| Podane informacje |
++++++++

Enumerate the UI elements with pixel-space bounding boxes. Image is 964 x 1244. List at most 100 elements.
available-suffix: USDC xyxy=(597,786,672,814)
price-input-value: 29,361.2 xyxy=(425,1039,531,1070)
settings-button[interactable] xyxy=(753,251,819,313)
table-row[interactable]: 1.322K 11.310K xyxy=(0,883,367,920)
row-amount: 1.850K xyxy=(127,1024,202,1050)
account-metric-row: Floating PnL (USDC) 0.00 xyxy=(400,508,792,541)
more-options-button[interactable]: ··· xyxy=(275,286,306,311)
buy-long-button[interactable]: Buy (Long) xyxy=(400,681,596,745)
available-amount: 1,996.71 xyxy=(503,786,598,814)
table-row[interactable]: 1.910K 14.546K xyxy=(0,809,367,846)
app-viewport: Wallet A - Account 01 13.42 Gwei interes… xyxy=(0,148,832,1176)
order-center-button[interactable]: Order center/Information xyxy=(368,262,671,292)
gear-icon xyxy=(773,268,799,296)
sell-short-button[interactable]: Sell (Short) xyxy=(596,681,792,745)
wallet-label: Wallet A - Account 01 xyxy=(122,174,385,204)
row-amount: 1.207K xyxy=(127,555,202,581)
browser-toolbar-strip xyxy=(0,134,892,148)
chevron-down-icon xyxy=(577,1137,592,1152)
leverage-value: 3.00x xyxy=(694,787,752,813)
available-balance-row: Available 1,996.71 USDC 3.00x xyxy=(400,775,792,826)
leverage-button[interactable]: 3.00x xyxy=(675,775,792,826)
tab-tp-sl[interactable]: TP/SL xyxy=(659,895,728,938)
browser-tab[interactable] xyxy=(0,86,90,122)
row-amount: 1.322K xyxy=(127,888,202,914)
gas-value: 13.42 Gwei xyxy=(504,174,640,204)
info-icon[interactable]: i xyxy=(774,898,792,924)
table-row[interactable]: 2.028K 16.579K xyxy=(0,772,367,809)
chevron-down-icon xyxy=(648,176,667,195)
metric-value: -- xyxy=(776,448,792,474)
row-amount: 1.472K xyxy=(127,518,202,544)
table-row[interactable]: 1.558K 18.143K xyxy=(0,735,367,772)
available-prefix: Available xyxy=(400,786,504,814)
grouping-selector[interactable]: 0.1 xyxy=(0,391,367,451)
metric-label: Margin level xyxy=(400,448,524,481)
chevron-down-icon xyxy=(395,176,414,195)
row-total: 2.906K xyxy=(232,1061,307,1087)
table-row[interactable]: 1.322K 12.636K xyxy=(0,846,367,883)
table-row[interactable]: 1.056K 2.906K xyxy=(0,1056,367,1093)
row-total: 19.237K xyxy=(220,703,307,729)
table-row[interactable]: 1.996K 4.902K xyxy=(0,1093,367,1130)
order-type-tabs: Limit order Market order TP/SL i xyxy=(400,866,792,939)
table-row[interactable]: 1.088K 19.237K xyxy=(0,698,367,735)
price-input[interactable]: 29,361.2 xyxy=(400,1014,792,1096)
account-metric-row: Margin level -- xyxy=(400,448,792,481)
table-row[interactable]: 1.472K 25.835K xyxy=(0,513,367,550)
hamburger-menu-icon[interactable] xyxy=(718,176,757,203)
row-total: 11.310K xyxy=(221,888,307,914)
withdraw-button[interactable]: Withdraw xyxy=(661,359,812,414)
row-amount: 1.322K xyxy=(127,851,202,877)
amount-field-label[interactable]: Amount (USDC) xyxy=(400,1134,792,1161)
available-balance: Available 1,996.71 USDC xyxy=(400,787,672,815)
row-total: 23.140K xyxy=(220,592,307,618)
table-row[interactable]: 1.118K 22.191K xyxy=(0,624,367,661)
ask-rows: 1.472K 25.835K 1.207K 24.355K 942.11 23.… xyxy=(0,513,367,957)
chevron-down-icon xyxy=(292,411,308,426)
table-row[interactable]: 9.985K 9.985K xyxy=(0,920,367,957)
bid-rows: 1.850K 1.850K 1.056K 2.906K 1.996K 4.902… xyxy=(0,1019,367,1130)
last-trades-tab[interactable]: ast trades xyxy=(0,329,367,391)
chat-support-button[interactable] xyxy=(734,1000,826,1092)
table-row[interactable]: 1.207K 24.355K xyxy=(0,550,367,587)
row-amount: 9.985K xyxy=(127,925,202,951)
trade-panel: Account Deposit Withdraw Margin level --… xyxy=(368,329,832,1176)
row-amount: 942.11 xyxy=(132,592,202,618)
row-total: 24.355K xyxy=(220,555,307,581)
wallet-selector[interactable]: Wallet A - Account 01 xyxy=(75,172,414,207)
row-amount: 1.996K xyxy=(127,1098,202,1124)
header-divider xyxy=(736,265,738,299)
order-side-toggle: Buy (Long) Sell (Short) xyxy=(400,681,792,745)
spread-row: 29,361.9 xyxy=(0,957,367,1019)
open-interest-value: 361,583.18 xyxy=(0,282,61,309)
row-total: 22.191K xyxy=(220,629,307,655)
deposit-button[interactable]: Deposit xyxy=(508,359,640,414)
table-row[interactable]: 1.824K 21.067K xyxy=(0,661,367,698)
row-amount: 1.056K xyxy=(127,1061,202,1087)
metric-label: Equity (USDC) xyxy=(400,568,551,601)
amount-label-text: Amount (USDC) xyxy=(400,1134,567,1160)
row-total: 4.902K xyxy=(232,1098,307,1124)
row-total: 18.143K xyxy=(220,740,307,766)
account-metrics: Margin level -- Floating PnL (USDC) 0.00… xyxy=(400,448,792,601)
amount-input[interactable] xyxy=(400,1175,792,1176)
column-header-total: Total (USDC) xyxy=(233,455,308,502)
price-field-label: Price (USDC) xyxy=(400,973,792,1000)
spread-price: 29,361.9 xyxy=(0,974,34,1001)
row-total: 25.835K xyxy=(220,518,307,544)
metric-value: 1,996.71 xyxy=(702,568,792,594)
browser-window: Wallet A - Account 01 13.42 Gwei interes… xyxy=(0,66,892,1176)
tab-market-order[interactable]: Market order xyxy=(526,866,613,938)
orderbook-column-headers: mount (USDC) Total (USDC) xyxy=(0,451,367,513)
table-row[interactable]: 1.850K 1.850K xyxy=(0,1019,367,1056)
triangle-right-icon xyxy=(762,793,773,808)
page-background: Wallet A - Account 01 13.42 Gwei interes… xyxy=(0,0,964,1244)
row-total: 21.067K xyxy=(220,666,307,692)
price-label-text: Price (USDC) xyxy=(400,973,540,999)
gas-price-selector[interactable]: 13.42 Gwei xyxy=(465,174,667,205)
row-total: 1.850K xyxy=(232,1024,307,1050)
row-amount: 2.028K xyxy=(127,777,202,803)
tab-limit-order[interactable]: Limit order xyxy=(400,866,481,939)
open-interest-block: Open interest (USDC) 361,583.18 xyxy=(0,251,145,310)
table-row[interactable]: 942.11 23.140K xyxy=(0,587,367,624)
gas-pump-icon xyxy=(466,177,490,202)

++++++++

Zamień w całym materiale każde wystąpienie „Wallet A - Account 01” na „Wallet B - Account 02”. Pozostałe wiersze przepisz bez żadnych zmian.

Enumerate the UI elements with pixel-space bounding boxes. Image is 964 x 1244. List at most 100 elements.
available-suffix: USDC xyxy=(597,786,672,814)
price-input-value: 29,361.2 xyxy=(425,1039,531,1070)
settings-button[interactable] xyxy=(753,251,819,313)
table-row[interactable]: 1.322K 11.310K xyxy=(0,883,367,920)
row-amount: 1.850K xyxy=(127,1024,202,1050)
account-metric-row: Floating PnL (USDC) 0.00 xyxy=(400,508,792,541)
more-options-button[interactable]: ··· xyxy=(275,286,306,311)
buy-long-button[interactable]: Buy (Long) xyxy=(400,681,596,745)
available-amount: 1,996.71 xyxy=(503,786,598,814)
table-row[interactable]: 1.910K 14.546K xyxy=(0,809,367,846)
app-viewport: Wallet B - Account 02 13.42 Gwei interes… xyxy=(0,148,832,1176)
order-center-button[interactable]: Order center/Information xyxy=(368,262,671,292)
gear-icon xyxy=(773,268,799,296)
sell-short-button[interactable]: Sell (Short) xyxy=(596,681,792,745)
wallet-label: Wallet B - Account 02 xyxy=(122,174,385,204)
row-amount: 1.207K xyxy=(127,555,202,581)
browser-toolbar-strip xyxy=(0,134,892,148)
chevron-down-icon xyxy=(577,1137,592,1152)
leverage-value: 3.00x xyxy=(694,787,752,813)
available-balance-row: Available 1,996.71 USDC 3.00x xyxy=(400,775,792,826)
leverage-button[interactable]: 3.00x xyxy=(675,775,792,826)
tab-tp-sl[interactable]: TP/SL xyxy=(659,895,728,938)
browser-tab[interactable] xyxy=(0,86,90,122)
row-amount: 1.322K xyxy=(127,888,202,914)
gas-value: 13.42 Gwei xyxy=(504,174,640,204)
info-icon[interactable]: i xyxy=(774,898,792,924)
table-row[interactable]: 2.028K 16.579K xyxy=(0,772,367,809)
chevron-down-icon xyxy=(648,176,667,195)
metric-value: -- xyxy=(776,448,792,474)
row-amount: 1.472K xyxy=(127,518,202,544)
table-row[interactable]: 1.558K 18.143K xyxy=(0,735,367,772)
available-prefix: Available xyxy=(400,786,504,814)
grouping-selector[interactable]: 0.1 xyxy=(0,391,367,451)
metric-label: Margin level xyxy=(400,448,524,481)
chevron-down-icon xyxy=(395,176,414,195)
row-total: 2.906K xyxy=(232,1061,307,1087)
table-row[interactable]: 1.322K 12.636K xyxy=(0,846,367,883)
table-row[interactable]: 1.056K 2.906K xyxy=(0,1056,367,1093)
row-total: 19.237K xyxy=(220,703,307,729)
table-row[interactable]: 1.996K 4.902K xyxy=(0,1093,367,1130)
order-type-tabs: Limit order Market order TP/SL i xyxy=(400,866,792,939)
table-row[interactable]: 1.088K 19.237K xyxy=(0,698,367,735)
price-input[interactable]: 29,361.2 xyxy=(400,1014,792,1096)
account-metric-row: Margin level -- xyxy=(400,448,792,481)
table-row[interactable]: 1.472K 25.835K xyxy=(0,513,367,550)
hamburger-menu-icon[interactable] xyxy=(718,176,757,203)
row-total: 11.310K xyxy=(221,888,307,914)
withdraw-button[interactable]: Withdraw xyxy=(661,359,812,414)
row-amount: 1.322K xyxy=(127,851,202,877)
amount-field-label[interactable]: Amount (USDC) xyxy=(400,1134,792,1161)
available-balance: Available 1,996.71 USDC xyxy=(400,787,672,815)
row-total: 23.140K xyxy=(220,592,307,618)
table-row[interactable]: 1.118K 22.191K xyxy=(0,624,367,661)
ask-rows: 1.472K 25.835K 1.207K 24.355K 942.11 23.… xyxy=(0,513,367,957)
chevron-down-icon xyxy=(292,411,308,426)
table-row[interactable]: 9.985K 9.985K xyxy=(0,920,367,957)
bid-rows: 1.850K 1.850K 1.056K 2.906K 1.996K 4.902… xyxy=(0,1019,367,1130)
last-trades-tab[interactable]: ast trades xyxy=(0,329,367,391)
chat-support-button[interactable] xyxy=(734,1000,826,1092)
table-row[interactable]: 1.207K 24.355K xyxy=(0,550,367,587)
row-amount: 9.985K xyxy=(127,925,202,951)
trade-panel: Account Deposit Withdraw Margin level --… xyxy=(368,329,832,1176)
row-amount: 942.11 xyxy=(132,592,202,618)
row-total: 24.355K xyxy=(220,555,307,581)
wallet-selector[interactable]: Wallet B - Account 02 xyxy=(75,172,414,207)
row-amount: 1.996K xyxy=(127,1098,202,1124)
header-divider xyxy=(736,265,738,299)
order-side-toggle: Buy (Long) Sell (Short) xyxy=(400,681,792,745)
spread-row: 29,361.9 xyxy=(0,957,367,1019)
open-interest-value: 361,583.18 xyxy=(0,282,61,309)
row-total: 22.191K xyxy=(220,629,307,655)
deposit-button[interactable]: Deposit xyxy=(508,359,640,414)
table-row[interactable]: 1.824K 21.067K xyxy=(0,661,367,698)
row-amount: 1.056K xyxy=(127,1061,202,1087)
metric-label: Equity (USDC) xyxy=(400,568,551,601)
amount-label-text: Amount (USDC) xyxy=(400,1134,567,1160)
row-total: 4.902K xyxy=(232,1098,307,1124)
row-total: 18.143K xyxy=(220,740,307,766)
account-metrics: Margin level -- Floating PnL (USDC) 0.00… xyxy=(400,448,792,601)
amount-input[interactable] xyxy=(400,1175,792,1176)
column-header-total: Total (USDC) xyxy=(233,455,308,502)
price-field-label: Price (USDC) xyxy=(400,973,792,1000)
spread-price: 29,361.9 xyxy=(0,974,34,1001)
row-total: 25.835K xyxy=(220,518,307,544)
metric-value: 1,996.71 xyxy=(702,568,792,594)
browser-window: Wallet B - Account 02 13.42 Gwei interes… xyxy=(0,66,892,1176)
tab-market-order[interactable]: Market order xyxy=(526,866,613,938)
orderbook-column-headers: mount (USDC) Total (USDC) xyxy=(0,451,367,513)
table-row[interactable]: 1.850K 1.850K xyxy=(0,1019,367,1056)
triangle-right-icon xyxy=(762,793,773,808)
page-background: Wallet B - Account 02 13.42 Gwei interes… xyxy=(0,0,964,1244)
row-total: 21.067K xyxy=(220,666,307,692)
price-label-text: Price (USDC) xyxy=(400,973,540,999)
gas-price-selector[interactable]: 13.42 Gwei xyxy=(465,174,667,205)
row-total: 1.850K xyxy=(232,1024,307,1050)
row-amount: 2.028K xyxy=(127,777,202,803)
tab-limit-order[interactable]: Limit order xyxy=(400,866,481,939)
open-interest-block: Open interest (USDC) 361,583.18 xyxy=(0,251,145,310)
table-row[interactable]: 942.11 23.140K xyxy=(0,587,367,624)
gas-pump-icon xyxy=(466,177,490,202)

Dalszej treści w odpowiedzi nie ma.